## START Input for this task

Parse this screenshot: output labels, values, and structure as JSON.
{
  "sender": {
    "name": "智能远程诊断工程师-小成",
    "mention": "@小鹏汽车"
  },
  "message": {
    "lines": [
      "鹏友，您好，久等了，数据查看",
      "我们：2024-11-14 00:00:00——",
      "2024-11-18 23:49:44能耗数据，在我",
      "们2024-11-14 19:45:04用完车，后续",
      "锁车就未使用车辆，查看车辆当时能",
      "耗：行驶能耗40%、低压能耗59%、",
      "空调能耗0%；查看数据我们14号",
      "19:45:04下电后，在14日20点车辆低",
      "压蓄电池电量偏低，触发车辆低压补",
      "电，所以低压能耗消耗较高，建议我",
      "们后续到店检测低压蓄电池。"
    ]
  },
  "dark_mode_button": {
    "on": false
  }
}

## END Input for this task

Your instructions –
All of the entries need to be reproduced exactly; please write them out.

Response for this exercise –
Parse this screenshot: output labels, values, and structure as JSON.
{
  "sender": {
    "name": "智能远程诊断工程师-小成",
    "mention": "@小鹏汽车"
  },
  "message": {
    "lines": [
      "鹏友，您好，久等了，数据查看",
      "我们：2024-11-14 00:00:00——",
      "2024-11-18 23:49:44能耗数据，在我",
      "们2024-11-14 19:45:04用完车，后续",
      "锁车就未使用车辆，查看车辆当时能",
      "耗：行驶能耗40%、低压能耗59%、",
      "空调能耗0%；查看数据我们14号",
      "19:45:04下电后，在14日20点车辆低",
      "压蓄电池电量偏低，触发车辆低压补",
      "电，所以低压能耗消耗较高，建议我",
      "们后续到店检测低压蓄电池。"
    ]
  },
  "dark_mode_button": {
    "on": false
  }
}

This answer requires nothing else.